BEGIN
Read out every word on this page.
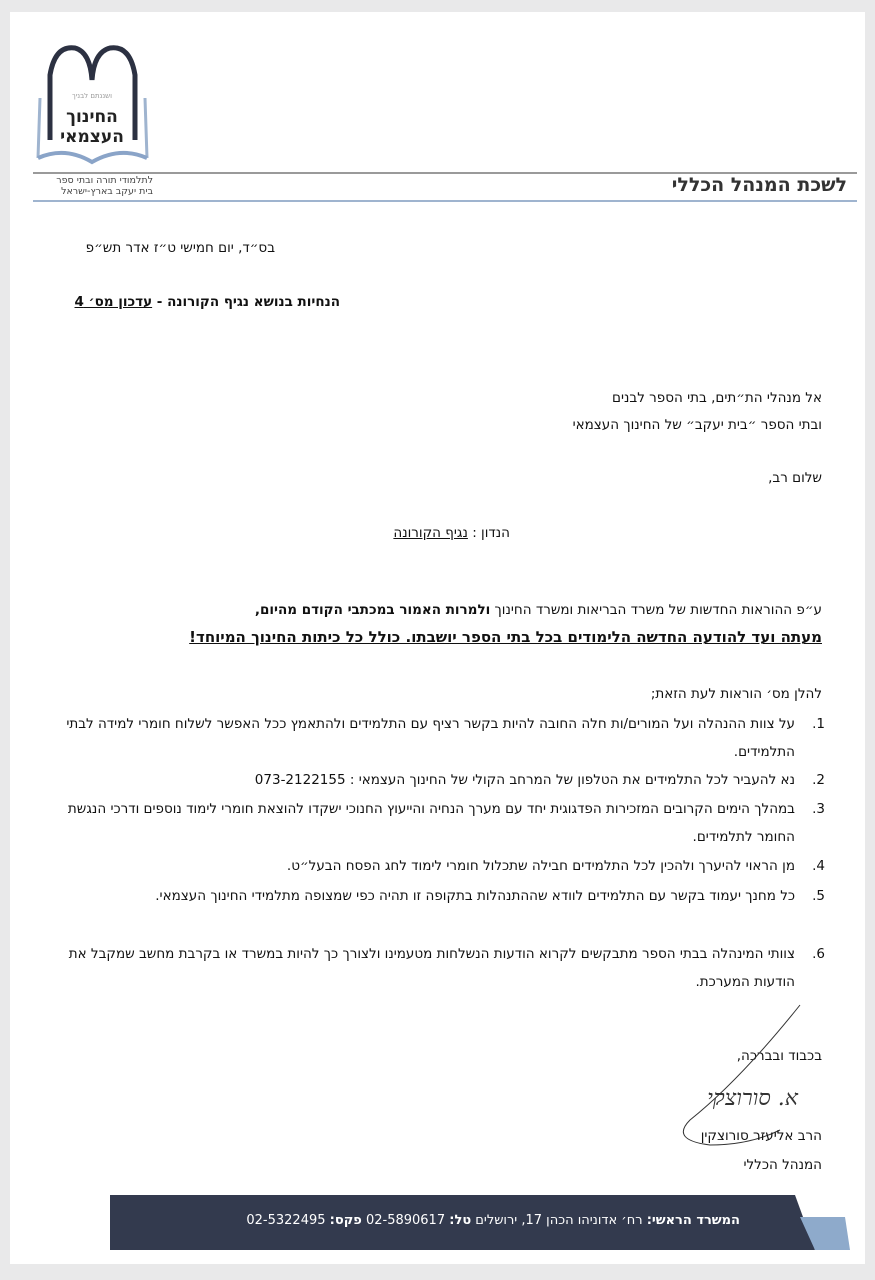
ושננתם לבניך
החינוך
העצמאי
לתלמודי תורה ובתי ספר
בית יעקב בארץ-ישראל	לשכת המנהל הכללי
בס״ד, יום חמישי ט״ז אדר תש״פ
הנחיות בנושא נגיף הקורונה - עדכון מס׳ 4
אל מנהלי הת״תים, בתי הספר לבנים
ובתי הספר ״בית יעקב״ של החינוך העצמאי
שלום רב,
הנדון : נגיף הקורונה
ע״פ ההוראות החדשות של משרד הבריאות ומשרד החינוך ולמרות האמור במכתבי הקודם מהיום,
מעתה ועד להודעה החדשה הלימודים בכל בתי הספר יושבתו. כולל כל כיתות החינוך המיוחד!
להלן מס׳ הוראות לעת הזאת;
1.
על צוות ההנהלה ועל המורים/ות חלה החובה להיות בקשר רציף עם התלמידים ולהתאמץ ככל האפשר לשלוח חומרי למידה לבתי התלמידים.
2.
נא להעביר לכל התלמידים את הטלפון של המרחב הקולי של החינוך העצמאי : 073-2122155
3.
במהלך הימים הקרובים המזכירות הפדגוגית יחד עם מערך הנחיה והייעוץ החנוכי ישקדו להוצאת חומרי לימוד נוספים ודרכי הנגשת החומר לתלמידים.
4.
מן הראוי להיערך ולהכין לכל התלמידים חבילה שתכלול חומרי לימוד לחג הפסח הבעל״ט.
5.
כל מחנך יעמוד בקשר עם התלמידים לוודא שההתנהלות בתקופה זו תהיה כפי שמצופה מתלמידי החינוך העצמאי.
6.
צוותי המינהלה בבתי הספר מתבקשים לקרוא הודעות הנשלחות מטעמינו ולצורך כך להיות במשרד או בקרבת מחשב שמקבל את הודעות המערכת.
בכבוד ובברכה,
א. סורוצקי
הרב אליעזר סורוצקין
המנהל הכללי
המשרד הראשי: רח׳ אדוניהו הכהן 17, ירושלים טל: 02-5890617 פקס: 02-5322495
END
=== WRITTEN PROBLEM ===
Write out the material above again, word for word, minus its pictures.

=== THE OUTPUT ===
Read out every word on this page.
ושננתם לבניך
החינוך
העצמאי
לתלמודי תורה ובתי ספר
בית יעקב בארץ-ישראל	לשכת המנהל הכללי
בס״ד, יום חמישי ט״ז אדר תש״פ
הנחיות בנושא נגיף הקורונה - עדכון מס׳ 4
אל מנהלי הת״תים, בתי הספר לבנים
ובתי הספר ״בית יעקב״ של החינוך העצמאי
שלום רב,
הנדון : נגיף הקורונה
ע״פ ההוראות החדשות של משרד הבריאות ומשרד החינוך ולמרות האמור במכתבי הקודם מהיום,
מעתה ועד להודעה החדשה הלימודים בכל בתי הספר יושבתו. כולל כל כיתות החינוך המיוחד!
להלן מס׳ הוראות לעת הזאת;
1.
על צוות ההנהלה ועל המורים/ות חלה החובה להיות בקשר רציף עם התלמידים ולהתאמץ ככל האפשר לשלוח חומרי למידה לבתי התלמידים.
2.
נא להעביר לכל התלמידים את הטלפון של המרחב הקולי של החינוך העצמאי : 073-2122155
3.
במהלך הימים הקרובים המזכירות הפדגוגית יחד עם מערך הנחיה והייעוץ החנוכי ישקדו להוצאת חומרי לימוד נוספים ודרכי הנגשת החומר לתלמידים.
4.
מן הראוי להיערך ולהכין לכל התלמידים חבילה שתכלול חומרי לימוד לחג הפסח הבעל״ט.
5.
כל מחנך יעמוד בקשר עם התלמידים לוודא שההתנהלות בתקופה זו תהיה כפי שמצופה מתלמידי החינוך העצמאי.
6.
צוותי המינהלה בבתי הספר מתבקשים לקרוא הודעות הנשלחות מטעמינו ולצורך כך להיות במשרד או בקרבת מחשב שמקבל את הודעות המערכת.
בכבוד ובברכה,
א. סורוצקי
הרב אליעזר סורוצקין
המנהל הכללי
המשרד הראשי: רח׳ אדוניהו הכהן 17, ירושלים טל: 02-5890617 פקס: 02-5322495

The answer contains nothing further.